— begin Dataset extract —

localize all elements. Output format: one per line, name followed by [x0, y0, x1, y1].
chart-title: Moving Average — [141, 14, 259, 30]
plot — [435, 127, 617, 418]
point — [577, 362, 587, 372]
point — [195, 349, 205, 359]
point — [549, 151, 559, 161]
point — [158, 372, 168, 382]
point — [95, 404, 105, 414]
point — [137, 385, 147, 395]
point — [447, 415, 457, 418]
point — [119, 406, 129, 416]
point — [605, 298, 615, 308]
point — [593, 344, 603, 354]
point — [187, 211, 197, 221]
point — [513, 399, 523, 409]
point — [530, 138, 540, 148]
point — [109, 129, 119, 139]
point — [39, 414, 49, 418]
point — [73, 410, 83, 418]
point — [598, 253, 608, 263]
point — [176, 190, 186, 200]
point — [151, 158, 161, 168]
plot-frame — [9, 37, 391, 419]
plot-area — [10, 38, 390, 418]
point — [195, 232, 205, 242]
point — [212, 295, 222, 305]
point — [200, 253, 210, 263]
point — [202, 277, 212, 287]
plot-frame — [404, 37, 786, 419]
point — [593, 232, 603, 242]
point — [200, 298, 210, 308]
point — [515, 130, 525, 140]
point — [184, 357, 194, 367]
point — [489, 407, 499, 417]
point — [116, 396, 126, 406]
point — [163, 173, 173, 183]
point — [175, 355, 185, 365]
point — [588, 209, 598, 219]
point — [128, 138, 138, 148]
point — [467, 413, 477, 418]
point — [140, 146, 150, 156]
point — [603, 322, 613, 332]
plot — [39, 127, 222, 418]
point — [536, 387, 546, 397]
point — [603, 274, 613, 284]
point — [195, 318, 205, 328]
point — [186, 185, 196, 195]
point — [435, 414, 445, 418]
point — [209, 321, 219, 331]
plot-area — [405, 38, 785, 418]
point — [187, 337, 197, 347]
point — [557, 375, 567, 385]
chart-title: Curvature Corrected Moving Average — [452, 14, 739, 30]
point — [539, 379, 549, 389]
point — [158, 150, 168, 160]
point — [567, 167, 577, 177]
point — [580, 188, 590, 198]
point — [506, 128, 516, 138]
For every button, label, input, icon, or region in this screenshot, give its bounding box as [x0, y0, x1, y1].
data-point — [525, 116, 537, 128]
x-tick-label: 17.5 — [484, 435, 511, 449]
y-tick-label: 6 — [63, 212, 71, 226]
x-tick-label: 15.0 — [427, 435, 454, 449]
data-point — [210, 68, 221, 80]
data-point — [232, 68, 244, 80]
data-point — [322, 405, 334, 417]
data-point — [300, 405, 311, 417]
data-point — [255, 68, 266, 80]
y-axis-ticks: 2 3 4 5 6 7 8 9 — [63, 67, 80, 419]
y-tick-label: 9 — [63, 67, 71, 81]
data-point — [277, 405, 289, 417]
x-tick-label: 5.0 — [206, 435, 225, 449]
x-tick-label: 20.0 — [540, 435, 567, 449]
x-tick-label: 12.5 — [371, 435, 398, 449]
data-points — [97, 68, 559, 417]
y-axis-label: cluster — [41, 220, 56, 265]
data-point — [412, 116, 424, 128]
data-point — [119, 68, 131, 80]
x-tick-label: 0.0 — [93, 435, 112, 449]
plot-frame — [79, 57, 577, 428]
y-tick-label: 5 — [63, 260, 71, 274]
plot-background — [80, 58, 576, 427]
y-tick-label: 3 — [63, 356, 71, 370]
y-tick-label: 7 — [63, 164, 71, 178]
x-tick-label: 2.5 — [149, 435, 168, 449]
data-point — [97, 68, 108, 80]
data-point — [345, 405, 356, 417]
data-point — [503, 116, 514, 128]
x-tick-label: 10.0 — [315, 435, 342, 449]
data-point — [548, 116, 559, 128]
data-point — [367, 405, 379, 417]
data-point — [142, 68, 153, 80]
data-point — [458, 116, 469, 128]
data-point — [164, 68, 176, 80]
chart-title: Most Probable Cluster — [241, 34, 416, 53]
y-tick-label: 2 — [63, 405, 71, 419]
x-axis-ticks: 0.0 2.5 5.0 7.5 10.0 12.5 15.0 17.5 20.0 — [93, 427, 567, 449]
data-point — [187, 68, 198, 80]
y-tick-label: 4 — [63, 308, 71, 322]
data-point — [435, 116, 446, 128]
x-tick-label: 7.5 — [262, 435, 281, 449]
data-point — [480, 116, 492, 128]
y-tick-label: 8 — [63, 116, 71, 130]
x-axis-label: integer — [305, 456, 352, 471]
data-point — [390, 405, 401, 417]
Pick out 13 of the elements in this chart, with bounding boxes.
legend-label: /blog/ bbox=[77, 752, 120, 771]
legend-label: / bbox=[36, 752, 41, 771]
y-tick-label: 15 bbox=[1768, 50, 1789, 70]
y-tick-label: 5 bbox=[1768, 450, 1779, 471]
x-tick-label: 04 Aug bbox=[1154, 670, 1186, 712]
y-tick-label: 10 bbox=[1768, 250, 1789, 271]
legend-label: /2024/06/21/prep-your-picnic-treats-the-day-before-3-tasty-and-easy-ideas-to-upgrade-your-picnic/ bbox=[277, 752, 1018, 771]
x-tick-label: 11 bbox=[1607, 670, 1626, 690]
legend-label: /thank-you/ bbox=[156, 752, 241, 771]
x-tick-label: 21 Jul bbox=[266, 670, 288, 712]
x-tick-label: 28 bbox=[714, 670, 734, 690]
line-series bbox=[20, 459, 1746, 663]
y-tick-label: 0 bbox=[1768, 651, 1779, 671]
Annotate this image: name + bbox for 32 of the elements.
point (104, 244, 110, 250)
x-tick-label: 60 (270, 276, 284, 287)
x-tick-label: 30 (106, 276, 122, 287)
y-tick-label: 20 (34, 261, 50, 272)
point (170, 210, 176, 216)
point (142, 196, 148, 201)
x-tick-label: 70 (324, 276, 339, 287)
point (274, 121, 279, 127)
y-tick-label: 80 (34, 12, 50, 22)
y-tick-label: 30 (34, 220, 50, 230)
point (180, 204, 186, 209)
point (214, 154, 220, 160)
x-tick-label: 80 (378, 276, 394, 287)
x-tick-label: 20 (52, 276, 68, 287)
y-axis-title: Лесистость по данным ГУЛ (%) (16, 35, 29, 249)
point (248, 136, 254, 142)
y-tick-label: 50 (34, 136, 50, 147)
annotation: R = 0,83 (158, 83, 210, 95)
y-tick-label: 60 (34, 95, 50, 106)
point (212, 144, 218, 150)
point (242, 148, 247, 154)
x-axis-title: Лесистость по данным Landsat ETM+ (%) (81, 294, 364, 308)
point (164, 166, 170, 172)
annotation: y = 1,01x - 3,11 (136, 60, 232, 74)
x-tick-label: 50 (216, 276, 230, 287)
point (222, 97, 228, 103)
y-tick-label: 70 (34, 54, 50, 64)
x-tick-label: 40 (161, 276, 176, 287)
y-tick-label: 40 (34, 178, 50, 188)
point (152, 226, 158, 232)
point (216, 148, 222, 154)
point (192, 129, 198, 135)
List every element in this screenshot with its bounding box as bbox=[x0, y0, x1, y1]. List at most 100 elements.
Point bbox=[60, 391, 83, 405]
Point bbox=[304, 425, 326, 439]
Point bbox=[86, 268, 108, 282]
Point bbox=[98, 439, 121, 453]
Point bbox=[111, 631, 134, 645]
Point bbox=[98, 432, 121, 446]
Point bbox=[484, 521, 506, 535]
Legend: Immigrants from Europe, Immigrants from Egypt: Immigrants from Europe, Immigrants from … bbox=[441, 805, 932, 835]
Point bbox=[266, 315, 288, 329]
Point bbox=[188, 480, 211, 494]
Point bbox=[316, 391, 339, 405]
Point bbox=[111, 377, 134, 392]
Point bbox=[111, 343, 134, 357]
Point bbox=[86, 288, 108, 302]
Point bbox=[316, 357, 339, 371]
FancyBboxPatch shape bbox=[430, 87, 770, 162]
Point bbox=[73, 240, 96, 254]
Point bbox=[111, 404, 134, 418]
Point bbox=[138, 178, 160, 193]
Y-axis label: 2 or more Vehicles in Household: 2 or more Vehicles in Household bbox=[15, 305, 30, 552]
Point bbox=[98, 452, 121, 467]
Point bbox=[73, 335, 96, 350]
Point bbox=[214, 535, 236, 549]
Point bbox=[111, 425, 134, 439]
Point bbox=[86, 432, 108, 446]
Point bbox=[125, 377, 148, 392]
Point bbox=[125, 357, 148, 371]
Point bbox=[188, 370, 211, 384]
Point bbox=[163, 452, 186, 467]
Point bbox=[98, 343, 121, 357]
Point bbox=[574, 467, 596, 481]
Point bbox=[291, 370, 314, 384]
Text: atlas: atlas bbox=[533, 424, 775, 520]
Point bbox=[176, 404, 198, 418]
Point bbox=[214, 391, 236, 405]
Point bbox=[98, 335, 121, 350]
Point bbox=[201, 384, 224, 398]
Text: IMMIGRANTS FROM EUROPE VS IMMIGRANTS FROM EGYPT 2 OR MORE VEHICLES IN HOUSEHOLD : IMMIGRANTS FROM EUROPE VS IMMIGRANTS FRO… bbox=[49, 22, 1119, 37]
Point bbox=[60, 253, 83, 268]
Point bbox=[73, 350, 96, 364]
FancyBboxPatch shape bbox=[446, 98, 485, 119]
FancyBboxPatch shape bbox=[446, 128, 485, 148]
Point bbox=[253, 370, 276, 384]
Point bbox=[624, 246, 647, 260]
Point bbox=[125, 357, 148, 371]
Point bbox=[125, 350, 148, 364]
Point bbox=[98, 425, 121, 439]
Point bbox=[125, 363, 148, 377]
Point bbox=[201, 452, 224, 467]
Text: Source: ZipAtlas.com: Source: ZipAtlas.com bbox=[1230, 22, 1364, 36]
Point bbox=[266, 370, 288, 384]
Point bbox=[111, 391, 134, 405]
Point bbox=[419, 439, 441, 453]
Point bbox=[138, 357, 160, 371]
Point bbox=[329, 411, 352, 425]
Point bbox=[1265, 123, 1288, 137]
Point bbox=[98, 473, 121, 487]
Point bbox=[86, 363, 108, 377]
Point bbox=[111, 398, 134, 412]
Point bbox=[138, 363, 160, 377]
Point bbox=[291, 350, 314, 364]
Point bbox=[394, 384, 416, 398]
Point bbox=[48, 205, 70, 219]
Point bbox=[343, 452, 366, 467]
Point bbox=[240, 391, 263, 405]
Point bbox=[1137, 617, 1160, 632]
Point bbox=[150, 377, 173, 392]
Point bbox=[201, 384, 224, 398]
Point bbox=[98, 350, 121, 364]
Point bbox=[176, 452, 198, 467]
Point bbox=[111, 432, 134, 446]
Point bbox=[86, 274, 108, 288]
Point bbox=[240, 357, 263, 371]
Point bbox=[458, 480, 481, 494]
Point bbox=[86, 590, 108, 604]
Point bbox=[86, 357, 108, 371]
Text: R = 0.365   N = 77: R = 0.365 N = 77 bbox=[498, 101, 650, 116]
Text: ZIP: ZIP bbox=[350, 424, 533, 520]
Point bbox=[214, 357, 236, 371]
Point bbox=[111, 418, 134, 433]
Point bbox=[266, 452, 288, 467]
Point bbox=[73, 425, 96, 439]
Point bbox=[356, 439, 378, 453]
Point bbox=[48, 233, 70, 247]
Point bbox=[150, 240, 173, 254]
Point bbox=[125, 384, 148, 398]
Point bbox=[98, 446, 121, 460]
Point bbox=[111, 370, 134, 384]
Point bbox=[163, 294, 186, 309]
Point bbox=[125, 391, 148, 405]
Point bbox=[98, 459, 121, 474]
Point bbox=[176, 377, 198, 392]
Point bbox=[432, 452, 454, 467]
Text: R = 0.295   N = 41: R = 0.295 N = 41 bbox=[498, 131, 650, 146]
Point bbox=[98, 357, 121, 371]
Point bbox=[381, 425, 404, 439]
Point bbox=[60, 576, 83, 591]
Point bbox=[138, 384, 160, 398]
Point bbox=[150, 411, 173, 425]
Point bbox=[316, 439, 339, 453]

— end Dataset extract —

* [Task details]:
Repeat the material from its start through the line containing "point — [119, 406, 129, 416]", both ends included.

* [Result below]:
localize all elements. Output format: one per line, name followed by [x0, y0, x1, y1].
chart-title: Moving Average — [141, 14, 259, 30]
plot — [435, 127, 617, 418]
point — [577, 362, 587, 372]
point — [195, 349, 205, 359]
point — [549, 151, 559, 161]
point — [158, 372, 168, 382]
point — [95, 404, 105, 414]
point — [137, 385, 147, 395]
point — [447, 415, 457, 418]
point — [119, 406, 129, 416]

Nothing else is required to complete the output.